--- Start of MATERIAL PROVIDED ---
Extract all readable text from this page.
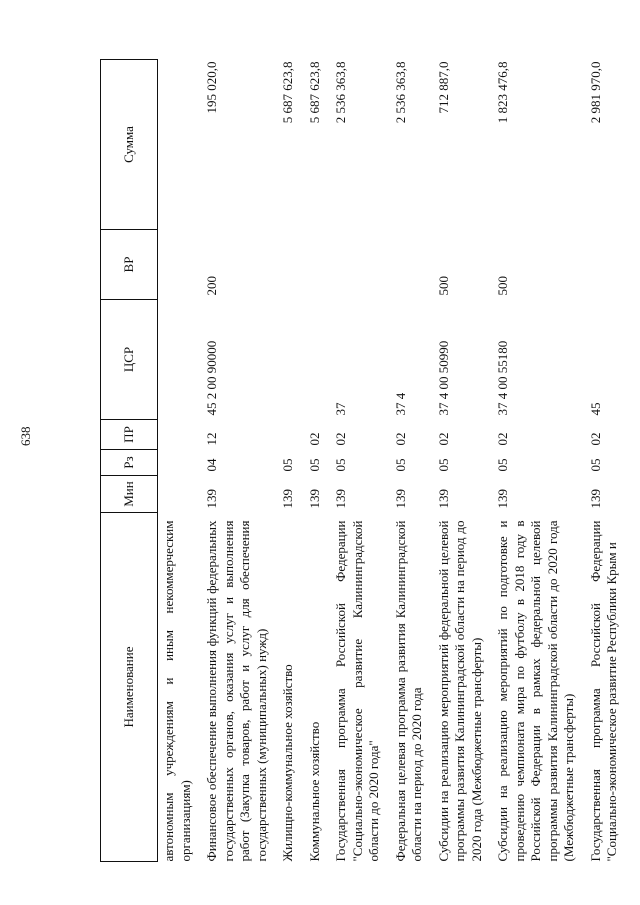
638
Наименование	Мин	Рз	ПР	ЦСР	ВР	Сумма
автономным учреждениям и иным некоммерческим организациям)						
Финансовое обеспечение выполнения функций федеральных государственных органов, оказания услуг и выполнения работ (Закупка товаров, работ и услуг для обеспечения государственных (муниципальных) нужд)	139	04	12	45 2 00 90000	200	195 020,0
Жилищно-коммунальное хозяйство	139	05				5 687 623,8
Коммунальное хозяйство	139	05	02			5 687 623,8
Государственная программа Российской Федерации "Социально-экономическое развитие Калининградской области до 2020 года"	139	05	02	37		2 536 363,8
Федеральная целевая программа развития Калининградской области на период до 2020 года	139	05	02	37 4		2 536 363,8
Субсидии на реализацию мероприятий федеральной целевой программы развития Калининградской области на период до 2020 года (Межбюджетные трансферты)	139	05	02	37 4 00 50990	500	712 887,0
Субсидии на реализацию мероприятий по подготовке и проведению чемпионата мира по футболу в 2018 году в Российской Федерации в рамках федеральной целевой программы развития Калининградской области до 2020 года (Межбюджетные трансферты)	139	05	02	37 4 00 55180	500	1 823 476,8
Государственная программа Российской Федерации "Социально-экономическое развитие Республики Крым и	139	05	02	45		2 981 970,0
--- End of MATERIAL PROVIDED ---
▶ _GOAL_
Find every line that has "Государственная" in it, then return those lines.

▶ _RESPONSE_
Государственная программа Российской Федерации "Социально-экономическое развитие Калининградской области до 2020 года"	139	05	02	37		2 536 363,8
Государственная программа Российской Федерации "Социально-экономическое развитие Республики Крым и	139	05	02	45		2 981 970,0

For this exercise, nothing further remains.